##### DATA EXCERPTS #####

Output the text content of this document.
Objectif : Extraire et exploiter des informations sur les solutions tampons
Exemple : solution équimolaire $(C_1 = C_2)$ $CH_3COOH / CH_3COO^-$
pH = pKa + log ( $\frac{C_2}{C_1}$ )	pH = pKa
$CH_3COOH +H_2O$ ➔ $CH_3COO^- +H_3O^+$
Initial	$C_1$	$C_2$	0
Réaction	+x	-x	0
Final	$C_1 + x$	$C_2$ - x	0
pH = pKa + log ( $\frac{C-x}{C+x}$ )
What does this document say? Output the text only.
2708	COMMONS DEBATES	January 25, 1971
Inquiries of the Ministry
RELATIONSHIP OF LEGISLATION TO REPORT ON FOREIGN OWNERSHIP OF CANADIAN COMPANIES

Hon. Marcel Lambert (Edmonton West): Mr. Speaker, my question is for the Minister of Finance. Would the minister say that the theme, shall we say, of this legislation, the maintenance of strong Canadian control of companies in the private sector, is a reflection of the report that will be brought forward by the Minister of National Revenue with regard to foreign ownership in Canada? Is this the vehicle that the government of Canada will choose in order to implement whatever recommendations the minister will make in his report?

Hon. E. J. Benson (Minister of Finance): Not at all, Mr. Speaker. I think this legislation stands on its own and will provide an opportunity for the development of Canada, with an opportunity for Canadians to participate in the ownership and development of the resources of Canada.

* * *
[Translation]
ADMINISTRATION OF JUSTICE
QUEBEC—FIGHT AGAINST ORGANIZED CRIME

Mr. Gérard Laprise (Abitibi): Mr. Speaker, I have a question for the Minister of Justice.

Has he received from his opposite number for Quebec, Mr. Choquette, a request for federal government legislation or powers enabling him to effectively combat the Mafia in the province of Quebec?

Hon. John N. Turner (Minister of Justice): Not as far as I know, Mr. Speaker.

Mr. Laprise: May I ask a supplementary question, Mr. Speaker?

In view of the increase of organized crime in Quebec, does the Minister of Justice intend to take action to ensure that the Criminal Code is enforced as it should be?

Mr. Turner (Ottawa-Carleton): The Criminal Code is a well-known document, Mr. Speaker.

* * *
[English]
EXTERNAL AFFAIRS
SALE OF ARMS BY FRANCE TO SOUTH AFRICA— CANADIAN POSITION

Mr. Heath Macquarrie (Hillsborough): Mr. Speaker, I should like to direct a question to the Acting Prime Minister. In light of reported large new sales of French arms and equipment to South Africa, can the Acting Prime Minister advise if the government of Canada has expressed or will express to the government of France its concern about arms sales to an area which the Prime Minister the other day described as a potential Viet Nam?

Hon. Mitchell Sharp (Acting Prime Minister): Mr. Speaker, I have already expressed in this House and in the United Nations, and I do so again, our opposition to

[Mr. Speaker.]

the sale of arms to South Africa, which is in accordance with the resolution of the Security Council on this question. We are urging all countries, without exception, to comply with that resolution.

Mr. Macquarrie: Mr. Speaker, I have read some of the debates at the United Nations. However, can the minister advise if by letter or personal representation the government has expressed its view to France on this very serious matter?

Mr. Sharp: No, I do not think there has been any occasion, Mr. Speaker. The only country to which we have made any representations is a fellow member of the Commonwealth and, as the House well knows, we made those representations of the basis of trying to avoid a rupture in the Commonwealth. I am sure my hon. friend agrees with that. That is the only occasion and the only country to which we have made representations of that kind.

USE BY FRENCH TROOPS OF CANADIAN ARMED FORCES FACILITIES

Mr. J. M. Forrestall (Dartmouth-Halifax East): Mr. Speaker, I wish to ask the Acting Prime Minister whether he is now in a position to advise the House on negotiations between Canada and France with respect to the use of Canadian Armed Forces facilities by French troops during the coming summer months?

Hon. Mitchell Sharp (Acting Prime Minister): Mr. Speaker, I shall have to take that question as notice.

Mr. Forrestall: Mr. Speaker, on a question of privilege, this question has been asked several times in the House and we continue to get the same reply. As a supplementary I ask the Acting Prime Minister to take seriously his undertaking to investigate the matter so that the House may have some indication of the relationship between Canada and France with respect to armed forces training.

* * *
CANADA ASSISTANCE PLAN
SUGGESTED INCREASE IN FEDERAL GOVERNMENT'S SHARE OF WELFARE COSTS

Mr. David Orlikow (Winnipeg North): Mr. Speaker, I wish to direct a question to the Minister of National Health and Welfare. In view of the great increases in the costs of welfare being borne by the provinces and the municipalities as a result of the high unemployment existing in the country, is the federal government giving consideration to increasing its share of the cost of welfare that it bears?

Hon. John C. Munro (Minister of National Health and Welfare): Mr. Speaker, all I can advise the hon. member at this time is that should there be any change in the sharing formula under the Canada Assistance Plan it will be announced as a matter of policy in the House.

#####

Reproduce the data in its entirety, matching each character.

• THE OUTPUT:
Output the text content of this document.
Objectif : Extraire et exploiter des informations sur les solutions tampons
Exemple : solution équimolaire $(C_1 = C_2)$ $CH_3COOH / CH_3COO^-$
pH = pKa + log ( $\frac{C_2}{C_1}$ )	pH = pKa
$CH_3COOH +H_2O$ ➔ $CH_3COO^- +H_3O^+$
Initial	$C_1$	$C_2$	0
Réaction	+x	-x	0
Final	$C_1 + x$	$C_2$ - x	0
pH = pKa + log ( $\frac{C-x}{C+x}$ )
What does this document say? Output the text only.
2708	COMMONS DEBATES	January 25, 1971
Inquiries of the Ministry
RELATIONSHIP OF LEGISLATION TO REPORT ON FOREIGN OWNERSHIP OF CANADIAN COMPANIES

Hon. Marcel Lambert (Edmonton West): Mr. Speaker, my question is for the Minister of Finance. Would the minister say that the theme, shall we say, of this legislation, the maintenance of strong Canadian control of companies in the private sector, is a reflection of the report that will be brought forward by the Minister of National Revenue with regard to foreign ownership in Canada? Is this the vehicle that the government of Canada will choose in order to implement whatever recommendations the minister will make in his report?

Hon. E. J. Benson (Minister of Finance): Not at all, Mr. Speaker. I think this legislation stands on its own and will provide an opportunity for the development of Canada, with an opportunity for Canadians to participate in the ownership and development of the resources of Canada.

* * *
[Translation]
ADMINISTRATION OF JUSTICE
QUEBEC—FIGHT AGAINST ORGANIZED CRIME

Mr. Gérard Laprise (Abitibi): Mr. Speaker, I have a question for the Minister of Justice.

Has he received from his opposite number for Quebec, Mr. Choquette, a request for federal government legislation or powers enabling him to effectively combat the Mafia in the province of Quebec?

Hon. John N. Turner (Minister of Justice): Not as far as I know, Mr. Speaker.

Mr. Laprise: May I ask a supplementary question, Mr. Speaker?

In view of the increase of organized crime in Quebec, does the Minister of Justice intend to take action to ensure that the Criminal Code is enforced as it should be?

Mr. Turner (Ottawa-Carleton): The Criminal Code is a well-known document, Mr. Speaker.

* * *
[English]
EXTERNAL AFFAIRS
SALE OF ARMS BY FRANCE TO SOUTH AFRICA— CANADIAN POSITION

Mr. Heath Macquarrie (Hillsborough): Mr. Speaker, I should like to direct a question to the Acting Prime Minister. In light of reported large new sales of French arms and equipment to South Africa, can the Acting Prime Minister advise if the government of Canada has expressed or will express to the government of France its concern about arms sales to an area which the Prime Minister the other day described as a potential Viet Nam?

Hon. Mitchell Sharp (Acting Prime Minister): Mr. Speaker, I have already expressed in this House and in the United Nations, and I do so again, our opposition to

[Mr. Speaker.]

the sale of arms to South Africa, which is in accordance with the resolution of the Security Council on this question. We are urging all countries, without exception, to comply with that resolution.

Mr. Macquarrie: Mr. Speaker, I have read some of the debates at the United Nations. However, can the minister advise if by letter or personal representation the government has expressed its view to France on this very serious matter?

Mr. Sharp: No, I do not think there has been any occasion, Mr. Speaker. The only country to which we have made any representations is a fellow member of the Commonwealth and, as the House well knows, we made those representations of the basis of trying to avoid a rupture in the Commonwealth. I am sure my hon. friend agrees with that. That is the only occasion and the only country to which we have made representations of that kind.

USE BY FRENCH TROOPS OF CANADIAN ARMED FORCES FACILITIES

Mr. J. M. Forrestall (Dartmouth-Halifax East): Mr. Speaker, I wish to ask the Acting Prime Minister whether he is now in a position to advise the House on negotiations between Canada and France with respect to the use of Canadian Armed Forces facilities by French troops during the coming summer months?

Hon. Mitchell Sharp (Acting Prime Minister): Mr. Speaker, I shall have to take that question as notice.

Mr. Forrestall: Mr. Speaker, on a question of privilege, this question has been asked several times in the House and we continue to get the same reply. As a supplementary I ask the Acting Prime Minister to take seriously his undertaking to investigate the matter so that the House may have some indication of the relationship between Canada and France with respect to armed forces training.

* * *
CANADA ASSISTANCE PLAN
SUGGESTED INCREASE IN FEDERAL GOVERNMENT'S SHARE OF WELFARE COSTS

Mr. David Orlikow (Winnipeg North): Mr. Speaker, I wish to direct a question to the Minister of National Health and Welfare. In view of the great increases in the costs of welfare being borne by the provinces and the municipalities as a result of the high unemployment existing in the country, is the federal government giving consideration to increasing its share of the cost of welfare that it bears?

Hon. John C. Munro (Minister of National Health and Welfare): Mr. Speaker, all I can advise the hon. member at this time is that should there be any change in the sharing formula under the Canada Assistance Plan it will be announced as a matter of policy in the House.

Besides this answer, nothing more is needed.